*Problem requirements*
Write out each line that follows exactly as it stands, without the pictures.

Dataset records on visual material:
-.-.-
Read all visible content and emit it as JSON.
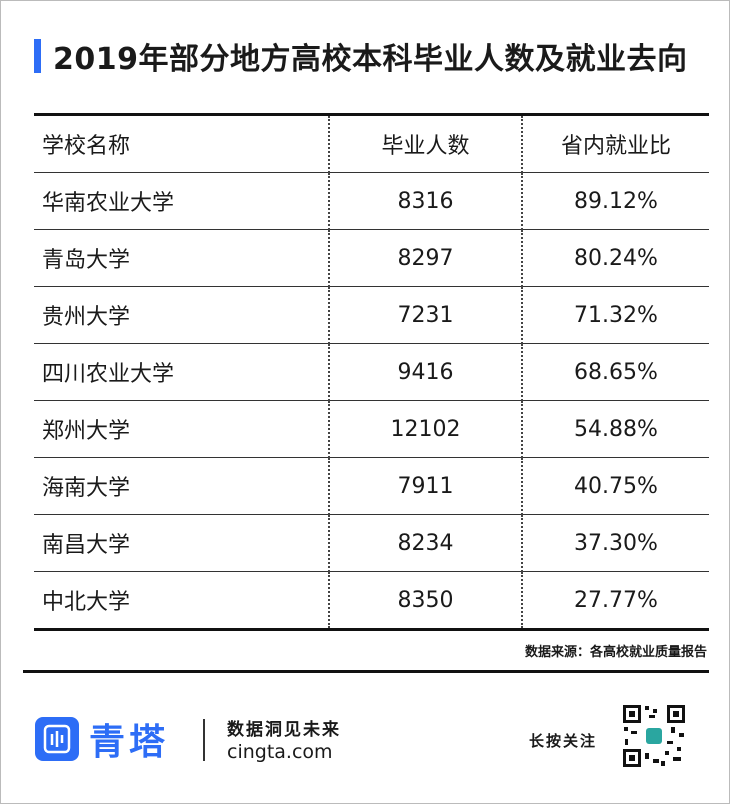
{
  "header": {
    "title": "2019年部分地方高校本科毕业人数及就业去向"
  },
  "table": {
    "columns": [
      "学校名称",
      "毕业人数",
      "省内就业比"
    ],
    "rows": [
      [
        "华南农业大学",
        "8316",
        "89.12%"
      ],
      [
        "青岛大学",
        "8297",
        "80.24%"
      ],
      [
        "贵州大学",
        "7231",
        "71.32%"
      ],
      [
        "四川农业大学",
        "9416",
        "68.65%"
      ],
      [
        "郑州大学",
        "12102",
        "54.88%"
      ],
      [
        "海南大学",
        "7911",
        "40.75%"
      ],
      [
        "南昌大学",
        "8234",
        "37.30%"
      ],
      [
        "中北大学",
        "8350",
        "27.77%"
      ]
    ]
  },
  "source": "数据来源：各高校就业质量报告",
  "footer": {
    "brand": "青塔",
    "slogan": "数据洞见未来",
    "website": "cingta.com",
    "follow": "长按关注"
  }
}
-.-.-
*Task result*
Read all visible content and emit it as JSON.
{
  "header": {
    "title": "2019年部分地方高校本科毕业人数及就业去向"
  },
  "table": {
    "columns": [
      "学校名称",
      "毕业人数",
      "省内就业比"
    ],
    "rows": [
      [
        "华南农业大学",
        "8316",
        "89.12%"
      ],
      [
        "青岛大学",
        "8297",
        "80.24%"
      ],
      [
        "贵州大学",
        "7231",
        "71.32%"
      ],
      [
        "四川农业大学",
        "9416",
        "68.65%"
      ],
      [
        "郑州大学",
        "12102",
        "54.88%"
      ],
      [
        "海南大学",
        "7911",
        "40.75%"
      ],
      [
        "南昌大学",
        "8234",
        "37.30%"
      ],
      [
        "中北大学",
        "8350",
        "27.77%"
      ]
    ]
  },
  "source": "数据来源：各高校就业质量报告",
  "footer": {
    "brand": "青塔",
    "slogan": "数据洞见未来",
    "website": "cingta.com",
    "follow": "长按关注"
  }
}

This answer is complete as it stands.